Exercise prompt —
Report only the number of lines in this material that include the string "title".

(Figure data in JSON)
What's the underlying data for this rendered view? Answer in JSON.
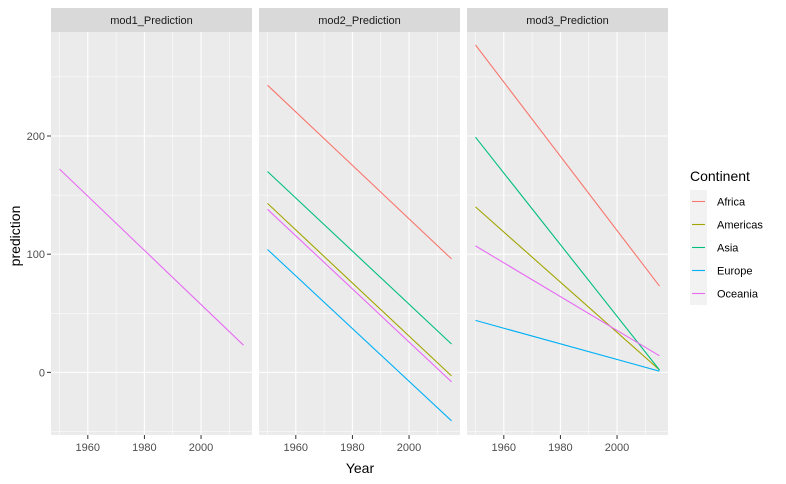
{
  "chart_data": {
    "type": "line",
    "xlabel": "Year",
    "ylabel": "prediction",
    "xlim": [
      1947,
      2018
    ],
    "ylim": [
      -53,
      288
    ],
    "x_ticks": [
      1960,
      1980,
      2000
    ],
    "y_ticks": [
      0,
      100,
      200
    ],
    "grid": true,
    "legend": {
      "title": "Continent",
      "placement": "right",
      "entries": [
        "Africa",
        "Americas",
        "Asia",
        "Europe",
        "Oceania"
      ]
    },
    "colors": {
      "Africa": "#F8766D",
      "Americas": "#A3A500",
      "Asia": "#00BF7D",
      "Europe": "#00B0F6",
      "Oceania": "#E76BF3"
    },
    "panels": [
      {
        "title": "mod1_Prediction",
        "series": [
          {
            "name": "Oceania",
            "x": [
              1950,
              2015
            ],
            "y": [
              172,
              23
            ]
          }
        ]
      },
      {
        "title": "mod2_Prediction",
        "series": [
          {
            "name": "Africa",
            "x": [
              1950,
              2015
            ],
            "y": [
              243,
              96
            ]
          },
          {
            "name": "Americas",
            "x": [
              1950,
              2015
            ],
            "y": [
              143,
              -3
            ]
          },
          {
            "name": "Asia",
            "x": [
              1950,
              2015
            ],
            "y": [
              170,
              24
            ]
          },
          {
            "name": "Europe",
            "x": [
              1950,
              2015
            ],
            "y": [
              104,
              -41
            ]
          },
          {
            "name": "Oceania",
            "x": [
              1950,
              2015
            ],
            "y": [
              138,
              -8
            ]
          }
        ]
      },
      {
        "title": "mod3_Prediction",
        "series": [
          {
            "name": "Africa",
            "x": [
              1950,
              2015
            ],
            "y": [
              277,
              73
            ]
          },
          {
            "name": "Americas",
            "x": [
              1950,
              2015
            ],
            "y": [
              140,
              2
            ]
          },
          {
            "name": "Asia",
            "x": [
              1950,
              2015
            ],
            "y": [
              199,
              2
            ]
          },
          {
            "name": "Europe",
            "x": [
              1950,
              2015
            ],
            "y": [
              44,
              1
            ]
          },
          {
            "name": "Oceania",
            "x": [
              1950,
              2015
            ],
            "y": [
              107,
              14
            ]
          }
        ]
      }
    ]
  }
}
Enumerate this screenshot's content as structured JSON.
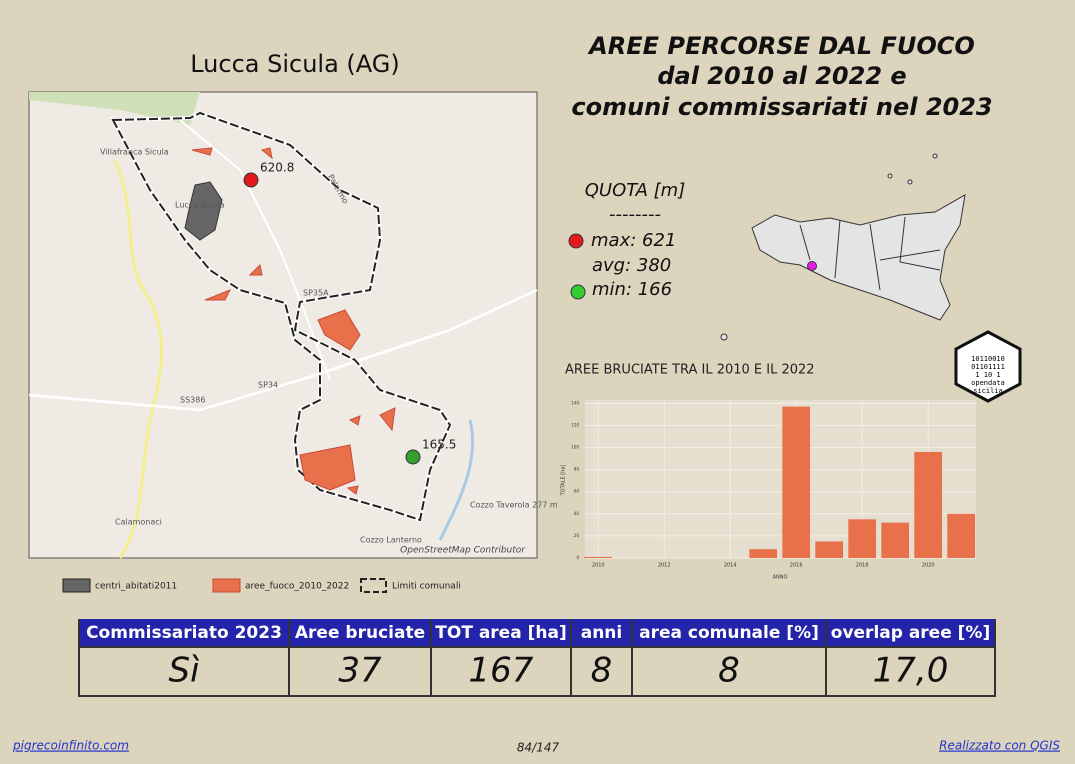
{
  "map": {
    "title": "Lucca Sicula (AG)",
    "points": [
      {
        "label": "620.8",
        "color": "#e31a1c"
      },
      {
        "label": "165.5",
        "color": "#33a02c"
      }
    ],
    "places": [
      "Villafranca Sicula",
      "Lucca Sicula",
      "Calamonaci",
      "SP35A",
      "SP34",
      "SS386",
      "Cozzo Taverola 277 m",
      "Cozzo Lanterno",
      "Palermo"
    ],
    "attribution": "OpenStreetMap Contributor"
  },
  "legend": [
    "centri_abitati2011",
    "aree_fuoco_2010_2022",
    "Limiti comunali"
  ],
  "title": [
    "AREE PERCORSE DAL FUOCO",
    "dal 2010 al 2022 e",
    "comuni commissariati nel 2023"
  ],
  "quota": {
    "header": "QUOTA [m]",
    "separator": "--------",
    "max": "max: 621",
    "avg": "avg: 380",
    "min": "min: 166"
  },
  "logo": {
    "bits": [
      "10110010",
      "01101111",
      "1   10 1"
    ],
    "line1": "opendata",
    "line2": "sicilia"
  },
  "chart_data": {
    "type": "bar",
    "title": "AREE BRUCIATE TRA IL 2010 E IL 2022",
    "x_label": "ANNO",
    "y_label": "TOTALE [ha]",
    "x": [
      2010,
      2015,
      2016,
      2017,
      2018,
      2019,
      2020,
      2021
    ],
    "values": [
      1,
      8,
      137,
      15,
      35,
      32,
      96,
      40
    ],
    "color": "#e8714c",
    "xlim": [
      2009.6,
      2021.45
    ],
    "xticks": [
      2010,
      2012,
      2014,
      2016,
      2018,
      2020
    ],
    "ylim": [
      0,
      143
    ],
    "yticks": [
      0,
      20,
      40,
      60,
      80,
      100,
      120,
      140
    ],
    "grid": true
  },
  "table": {
    "headers": [
      "Commissariato 2023",
      "Aree bruciate",
      "TOT area [ha]",
      "anni",
      "area comunale [%]",
      "overlap aree [%]"
    ],
    "rows": [
      [
        "Sì",
        "37",
        "167",
        "8",
        "8",
        "17,0"
      ]
    ]
  },
  "footer": {
    "left": "pigrecoinfinito.com",
    "center": "84/147",
    "right": "Realizzato con QGIS"
  }
}
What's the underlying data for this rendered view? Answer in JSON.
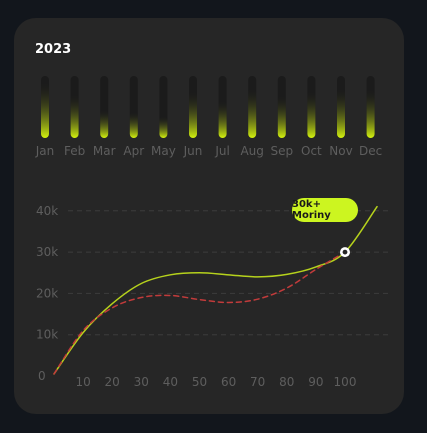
{
  "card": {
    "year": "2023"
  },
  "chart_data": [
    {
      "type": "bar",
      "categories": [
        "Jan",
        "Feb",
        "Mar",
        "Apr",
        "May",
        "Jun",
        "Jul",
        "Aug",
        "Sep",
        "Oct",
        "Nov",
        "Dec"
      ],
      "values": [
        0.9,
        0.7,
        0.45,
        0.42,
        0.35,
        0.75,
        0.6,
        0.8,
        0.68,
        0.75,
        0.8,
        0.78
      ],
      "ylim": [
        0,
        1
      ]
    },
    {
      "type": "line",
      "x_ticks": [
        10,
        20,
        30,
        40,
        50,
        60,
        70,
        80,
        90,
        100
      ],
      "y_ticks": [
        0,
        10,
        20,
        30,
        40
      ],
      "y_tick_labels": [
        "0",
        "10k",
        "20k",
        "30k",
        "40k"
      ],
      "xlim": [
        0,
        111
      ],
      "ylim": [
        0,
        40
      ],
      "grid": "horizontal-dashed",
      "series": [
        {
          "x": [
            0,
            10,
            20,
            30,
            40,
            50,
            60,
            70,
            80,
            90,
            100,
            111
          ],
          "y": [
            0.5,
            10.5,
            17.5,
            22.4,
            24.5,
            25.0,
            24.5,
            24.0,
            24.6,
            26.4,
            30.0,
            41.0
          ],
          "color": "#b6d21c"
        },
        {
          "x": [
            0,
            10,
            20,
            30,
            40,
            50,
            60,
            70,
            80,
            90,
            100
          ],
          "y": [
            0.5,
            11.0,
            16.5,
            19.0,
            19.5,
            18.5,
            17.8,
            18.6,
            21.3,
            25.8,
            30.0
          ],
          "color": "#c23b3b",
          "style": "dashed"
        }
      ],
      "highlight": {
        "x": 100,
        "y": 30,
        "label": "30k+ Moriny"
      }
    }
  ]
}
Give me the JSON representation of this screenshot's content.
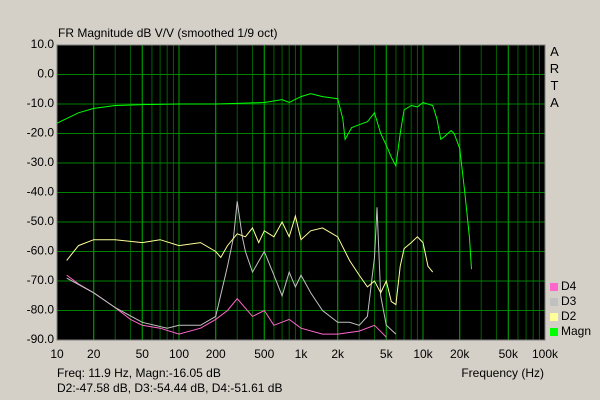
{
  "chart_data": {
    "type": "line",
    "title": "FR Magnitude dB V/V (smoothed 1/9 oct)",
    "watermark": "ARTA",
    "xlabel": "Frequency (Hz)",
    "readout": [
      "Freq: 11.9 Hz, Magn:-16.05 dB",
      "D2:-47.58 dB, D3:-54.44 dB, D4:-51.61 dB"
    ],
    "xscale": "log",
    "xlim": [
      10,
      100000
    ],
    "ylim": [
      -90,
      10
    ],
    "xticks": [
      10,
      20,
      50,
      100,
      200,
      500,
      {
        "value": 1000,
        "label": "1k"
      },
      {
        "value": 2000,
        "label": "2k"
      },
      {
        "value": 5000,
        "label": "5k"
      },
      {
        "value": 10000,
        "label": "10k"
      },
      {
        "value": 20000,
        "label": "20k"
      },
      {
        "value": 50000,
        "label": "50k"
      },
      {
        "value": 100000,
        "label": "100k"
      }
    ],
    "yticks": [
      {
        "value": 10,
        "label": "10.0"
      },
      {
        "value": 0,
        "label": "0.0"
      },
      {
        "value": -10,
        "label": "-10.0"
      },
      {
        "value": -20,
        "label": "-20.0"
      },
      {
        "value": -30,
        "label": "-30.0"
      },
      {
        "value": -40,
        "label": "-40.0"
      },
      {
        "value": -50,
        "label": "-50.0"
      },
      {
        "value": -60,
        "label": "-60.0"
      },
      {
        "value": -70,
        "label": "-70.0"
      },
      {
        "value": -80,
        "label": "-80.0"
      },
      {
        "value": -90,
        "label": "-90.0"
      }
    ],
    "grid": true,
    "legend": "lower right",
    "series": [
      {
        "name": "Magn",
        "color": "#00ff00",
        "x": [
          10,
          15,
          20,
          30,
          50,
          100,
          200,
          300,
          500,
          700,
          800,
          1000,
          1200,
          1500,
          2000,
          2200,
          2300,
          2600,
          3000,
          3500,
          4000,
          4500,
          5000,
          5500,
          6000,
          6500,
          7000,
          8000,
          9000,
          10000,
          12000,
          13000,
          14000,
          15000,
          17000,
          18000,
          20000,
          22000,
          24000,
          25000
        ],
        "values": [
          -16.5,
          -13,
          -11.5,
          -10.5,
          -10.2,
          -10,
          -10,
          -9.8,
          -9.5,
          -8.5,
          -9.5,
          -7.5,
          -6.5,
          -7.5,
          -8.2,
          -15,
          -22,
          -18,
          -17,
          -16,
          -13,
          -20,
          -24,
          -28,
          -31,
          -20,
          -12,
          -10.5,
          -11,
          -9.5,
          -10.5,
          -15,
          -22,
          -21,
          -19,
          -20,
          -25,
          -40,
          -55,
          -66
        ]
      },
      {
        "name": "D2",
        "color": "#ffff99",
        "x": [
          12,
          15,
          20,
          30,
          50,
          70,
          100,
          150,
          200,
          220,
          250,
          300,
          350,
          400,
          450,
          500,
          600,
          700,
          800,
          900,
          1000,
          1200,
          1500,
          2000,
          2500,
          3000,
          3500,
          4000,
          4500,
          5000,
          5500,
          6000,
          6500,
          7000,
          8000,
          9000,
          10000,
          11000,
          12000
        ],
        "values": [
          -63,
          -58,
          -56,
          -56,
          -57,
          -56,
          -58,
          -57,
          -60,
          -62,
          -58,
          -54,
          -55,
          -52,
          -57,
          -53,
          -55,
          -50,
          -55,
          -48,
          -56,
          -53,
          -52,
          -55,
          -63,
          -68,
          -72,
          -70,
          -74,
          -70,
          -77,
          -78,
          -65,
          -59,
          -57,
          -55,
          -57,
          -65,
          -67
        ]
      },
      {
        "name": "D3",
        "color": "#c0c0c0",
        "x": [
          12,
          20,
          30,
          50,
          80,
          100,
          150,
          200,
          250,
          280,
          300,
          330,
          350,
          400,
          500,
          600,
          700,
          800,
          900,
          1000,
          1200,
          1500,
          2000,
          2500,
          3000,
          3500,
          4000,
          4200,
          4500,
          5000,
          6000
        ],
        "values": [
          -69,
          -74,
          -79,
          -84,
          -86,
          -85,
          -85,
          -82,
          -65,
          -55,
          -43,
          -55,
          -60,
          -67,
          -60,
          -68,
          -75,
          -67,
          -72,
          -68,
          -74,
          -80,
          -84,
          -84,
          -85,
          -82,
          -62,
          -45,
          -75,
          -85,
          -88
        ]
      },
      {
        "name": "D4",
        "color": "#ff66cc",
        "x": [
          12,
          15,
          20,
          30,
          40,
          50,
          70,
          100,
          150,
          200,
          250,
          300,
          400,
          500,
          600,
          800,
          1000,
          1500,
          2000,
          3000,
          4000,
          5000
        ],
        "values": [
          -68,
          -71,
          -74,
          -79,
          -83,
          -85,
          -86,
          -88,
          -86,
          -83,
          -80,
          -76,
          -82,
          -80,
          -85,
          -83,
          -86,
          -88,
          -88,
          -87,
          -85,
          -89
        ]
      }
    ]
  }
}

Correct output —
8